## [AIM]
Every record here should be printed again exactly.

## [INPUT DATA]
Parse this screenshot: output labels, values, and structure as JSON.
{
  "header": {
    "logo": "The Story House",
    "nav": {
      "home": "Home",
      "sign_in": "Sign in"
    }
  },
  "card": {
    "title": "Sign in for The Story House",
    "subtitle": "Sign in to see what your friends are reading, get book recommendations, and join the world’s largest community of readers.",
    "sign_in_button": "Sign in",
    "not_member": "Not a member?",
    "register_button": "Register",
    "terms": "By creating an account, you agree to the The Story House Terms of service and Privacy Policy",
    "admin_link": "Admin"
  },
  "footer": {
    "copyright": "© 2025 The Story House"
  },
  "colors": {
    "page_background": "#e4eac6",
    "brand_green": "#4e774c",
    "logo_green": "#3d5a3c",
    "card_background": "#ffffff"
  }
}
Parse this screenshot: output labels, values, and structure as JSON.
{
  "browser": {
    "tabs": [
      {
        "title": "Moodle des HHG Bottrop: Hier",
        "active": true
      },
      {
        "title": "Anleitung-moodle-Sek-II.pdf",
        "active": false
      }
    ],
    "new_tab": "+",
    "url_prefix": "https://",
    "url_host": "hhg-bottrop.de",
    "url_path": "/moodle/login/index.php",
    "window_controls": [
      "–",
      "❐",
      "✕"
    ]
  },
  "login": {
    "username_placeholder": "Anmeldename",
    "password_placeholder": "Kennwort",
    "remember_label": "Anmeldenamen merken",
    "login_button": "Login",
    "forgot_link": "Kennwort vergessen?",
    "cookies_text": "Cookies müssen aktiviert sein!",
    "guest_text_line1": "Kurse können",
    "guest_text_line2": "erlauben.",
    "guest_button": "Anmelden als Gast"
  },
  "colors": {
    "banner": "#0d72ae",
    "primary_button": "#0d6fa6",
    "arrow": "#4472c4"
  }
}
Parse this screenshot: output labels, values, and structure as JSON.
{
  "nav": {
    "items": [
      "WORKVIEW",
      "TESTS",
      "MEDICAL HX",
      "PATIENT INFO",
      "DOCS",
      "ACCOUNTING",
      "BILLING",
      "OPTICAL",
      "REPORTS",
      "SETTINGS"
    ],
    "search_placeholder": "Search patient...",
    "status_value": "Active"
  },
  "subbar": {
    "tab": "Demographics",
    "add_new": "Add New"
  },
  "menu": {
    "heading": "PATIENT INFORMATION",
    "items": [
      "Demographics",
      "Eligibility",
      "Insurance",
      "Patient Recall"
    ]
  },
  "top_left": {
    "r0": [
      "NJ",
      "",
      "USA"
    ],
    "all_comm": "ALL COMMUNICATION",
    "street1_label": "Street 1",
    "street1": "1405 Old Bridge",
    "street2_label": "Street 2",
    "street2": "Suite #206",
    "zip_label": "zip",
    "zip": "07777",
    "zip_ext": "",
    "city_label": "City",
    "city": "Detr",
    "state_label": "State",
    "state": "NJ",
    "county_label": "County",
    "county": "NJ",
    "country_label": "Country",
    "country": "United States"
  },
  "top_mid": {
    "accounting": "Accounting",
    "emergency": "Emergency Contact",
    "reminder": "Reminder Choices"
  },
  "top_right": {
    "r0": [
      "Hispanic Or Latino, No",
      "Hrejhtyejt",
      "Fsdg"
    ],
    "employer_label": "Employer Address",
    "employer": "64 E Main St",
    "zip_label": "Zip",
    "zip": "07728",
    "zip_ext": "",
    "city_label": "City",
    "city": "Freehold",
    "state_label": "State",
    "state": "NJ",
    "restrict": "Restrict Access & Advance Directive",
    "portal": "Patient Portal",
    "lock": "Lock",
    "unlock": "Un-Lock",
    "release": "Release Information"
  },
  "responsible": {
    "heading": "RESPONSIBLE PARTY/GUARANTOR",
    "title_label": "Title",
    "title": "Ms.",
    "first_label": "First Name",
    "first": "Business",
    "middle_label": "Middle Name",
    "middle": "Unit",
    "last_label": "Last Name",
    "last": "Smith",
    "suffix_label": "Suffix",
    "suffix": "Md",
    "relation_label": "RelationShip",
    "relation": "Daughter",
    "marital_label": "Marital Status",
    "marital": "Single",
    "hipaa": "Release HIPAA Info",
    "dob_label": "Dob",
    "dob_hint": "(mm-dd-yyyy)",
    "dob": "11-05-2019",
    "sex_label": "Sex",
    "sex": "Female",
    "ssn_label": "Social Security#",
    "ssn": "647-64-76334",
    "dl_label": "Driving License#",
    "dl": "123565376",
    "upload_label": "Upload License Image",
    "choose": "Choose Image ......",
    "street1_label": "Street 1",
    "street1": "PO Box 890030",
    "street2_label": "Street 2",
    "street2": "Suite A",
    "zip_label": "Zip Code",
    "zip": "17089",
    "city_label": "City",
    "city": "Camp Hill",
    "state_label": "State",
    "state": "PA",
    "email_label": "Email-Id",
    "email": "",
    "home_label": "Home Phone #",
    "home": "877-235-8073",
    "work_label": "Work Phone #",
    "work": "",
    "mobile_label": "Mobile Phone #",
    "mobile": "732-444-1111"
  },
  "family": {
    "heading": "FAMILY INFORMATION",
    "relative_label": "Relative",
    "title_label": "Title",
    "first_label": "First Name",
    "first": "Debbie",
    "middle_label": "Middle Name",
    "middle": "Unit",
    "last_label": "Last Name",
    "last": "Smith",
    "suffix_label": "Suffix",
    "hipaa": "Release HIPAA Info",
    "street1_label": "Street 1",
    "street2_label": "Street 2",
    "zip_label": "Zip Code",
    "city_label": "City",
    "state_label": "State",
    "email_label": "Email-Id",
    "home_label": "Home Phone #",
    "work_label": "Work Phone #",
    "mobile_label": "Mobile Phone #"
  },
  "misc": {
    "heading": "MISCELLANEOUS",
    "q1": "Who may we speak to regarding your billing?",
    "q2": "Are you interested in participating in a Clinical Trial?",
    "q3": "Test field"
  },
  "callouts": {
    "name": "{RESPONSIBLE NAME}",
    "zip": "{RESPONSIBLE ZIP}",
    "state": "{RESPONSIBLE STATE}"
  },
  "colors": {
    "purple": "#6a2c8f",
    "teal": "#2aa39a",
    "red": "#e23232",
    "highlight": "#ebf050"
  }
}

## [EXERCISE OUTPUT]
Parse this screenshot: output labels, values, and structure as JSON.
{
  "header": {
    "logo": "The Story House",
    "nav": {
      "home": "Home",
      "sign_in": "Sign in"
    }
  },
  "card": {
    "title": "Sign in for The Story House",
    "subtitle": "Sign in to see what your friends are reading, get book recommendations, and join the world’s largest community of readers.",
    "sign_in_button": "Sign in",
    "not_member": "Not a member?",
    "register_button": "Register",
    "terms": "By creating an account, you agree to the The Story House Terms of service and Privacy Policy",
    "admin_link": "Admin"
  },
  "footer": {
    "copyright": "© 2025 The Story House"
  },
  "colors": {
    "page_background": "#e4eac6",
    "brand_green": "#4e774c",
    "logo_green": "#3d5a3c",
    "card_background": "#ffffff"
  }
}
Parse this screenshot: output labels, values, and structure as JSON.
{
  "browser": {
    "tabs": [
      {
        "title": "Moodle des HHG Bottrop: Hier",
        "active": true
      },
      {
        "title": "Anleitung-moodle-Sek-II.pdf",
        "active": false
      }
    ],
    "new_tab": "+",
    "url_prefix": "https://",
    "url_host": "hhg-bottrop.de",
    "url_path": "/moodle/login/index.php",
    "window_controls": [
      "–",
      "❐",
      "✕"
    ]
  },
  "login": {
    "username_placeholder": "Anmeldename",
    "password_placeholder": "Kennwort",
    "remember_label": "Anmeldenamen merken",
    "login_button": "Login",
    "forgot_link": "Kennwort vergessen?",
    "cookies_text": "Cookies müssen aktiviert sein!",
    "guest_text_line1": "Kurse können",
    "guest_text_line2": "erlauben.",
    "guest_button": "Anmelden als Gast"
  },
  "colors": {
    "banner": "#0d72ae",
    "primary_button": "#0d6fa6",
    "arrow": "#4472c4"
  }
}
Parse this screenshot: output labels, values, and structure as JSON.
{
  "nav": {
    "items": [
      "WORKVIEW",
      "TESTS",
      "MEDICAL HX",
      "PATIENT INFO",
      "DOCS",
      "ACCOUNTING",
      "BILLING",
      "OPTICAL",
      "REPORTS",
      "SETTINGS"
    ],
    "search_placeholder": "Search patient...",
    "status_value": "Active"
  },
  "subbar": {
    "tab": "Demographics",
    "add_new": "Add New"
  },
  "menu": {
    "heading": "PATIENT INFORMATION",
    "items": [
      "Demographics",
      "Eligibility",
      "Insurance",
      "Patient Recall"
    ]
  },
  "top_left": {
    "r0": [
      "NJ",
      "",
      "USA"
    ],
    "all_comm": "ALL COMMUNICATION",
    "street1_label": "Street 1",
    "street1": "1405 Old Bridge",
    "street2_label": "Street 2",
    "street2": "Suite #206",
    "zip_label": "zip",
    "zip": "07777",
    "zip_ext": "",
    "city_label": "City",
    "city": "Detr",
    "state_label": "State",
    "state": "NJ",
    "county_label": "County",
    "county": "NJ",
    "country_label": "Country",
    "country": "United States"
  },
  "top_mid": {
    "accounting": "Accounting",
    "emergency": "Emergency Contact",
    "reminder": "Reminder Choices"
  },
  "top_right": {
    "r0": [
      "Hispanic Or Latino, No",
      "Hrejhtyejt",
      "Fsdg"
    ],
    "employer_label": "Employer Address",
    "employer": "64 E Main St",
    "zip_label": "Zip",
    "zip": "07728",
    "zip_ext": "",
    "city_label": "City",
    "city": "Freehold",
    "state_label": "State",
    "state": "NJ",
    "restrict": "Restrict Access & Advance Directive",
    "portal": "Patient Portal",
    "lock": "Lock",
    "unlock": "Un-Lock",
    "release": "Release Information"
  },
  "responsible": {
    "heading": "RESPONSIBLE PARTY/GUARANTOR",
    "title_label": "Title",
    "title": "Ms.",
    "first_label": "First Name",
    "first": "Business",
    "middle_label": "Middle Name",
    "middle": "Unit",
    "last_label": "Last Name",
    "last": "Smith",
    "suffix_label": "Suffix",
    "suffix": "Md",
    "relation_label": "RelationShip",
    "relation": "Daughter",
    "marital_label": "Marital Status",
    "marital": "Single",
    "hipaa": "Release HIPAA Info",
    "dob_label": "Dob",
    "dob_hint": "(mm-dd-yyyy)",
    "dob": "11-05-2019",
    "sex_label": "Sex",
    "sex": "Female",
    "ssn_label": "Social Security#",
    "ssn": "647-64-76334",
    "dl_label": "Driving License#",
    "dl": "123565376",
    "upload_label": "Upload License Image",
    "choose": "Choose Image ......",
    "street1_label": "Street 1",
    "street1": "PO Box 890030",
    "street2_label": "Street 2",
    "street2": "Suite A",
    "zip_label": "Zip Code",
    "zip": "17089",
    "city_label": "City",
    "city": "Camp Hill",
    "state_label": "State",
    "state": "PA",
    "email_label": "Email-Id",
    "email": "",
    "home_label": "Home Phone #",
    "home": "877-235-8073",
    "work_label": "Work Phone #",
    "work": "",
    "mobile_label": "Mobile Phone #",
    "mobile": "732-444-1111"
  },
  "family": {
    "heading": "FAMILY INFORMATION",
    "relative_label": "Relative",
    "title_label": "Title",
    "first_label": "First Name",
    "first": "Debbie",
    "middle_label": "Middle Name",
    "middle": "Unit",
    "last_label": "Last Name",
    "last": "Smith",
    "suffix_label": "Suffix",
    "hipaa": "Release HIPAA Info",
    "street1_label": "Street 1",
    "street2_label": "Street 2",
    "zip_label": "Zip Code",
    "city_label": "City",
    "state_label": "State",
    "email_label": "Email-Id",
    "home_label": "Home Phone #",
    "work_label": "Work Phone #",
    "mobile_label": "Mobile Phone #"
  },
  "misc": {
    "heading": "MISCELLANEOUS",
    "q1": "Who may we speak to regarding your billing?",
    "q2": "Are you interested in participating in a Clinical Trial?",
    "q3": "Test field"
  },
  "callouts": {
    "name": "{RESPONSIBLE NAME}",
    "zip": "{RESPONSIBLE ZIP}",
    "state": "{RESPONSIBLE STATE}"
  },
  "colors": {
    "purple": "#6a2c8f",
    "teal": "#2aa39a",
    "red": "#e23232",
    "highlight": "#ebf050"
  }
}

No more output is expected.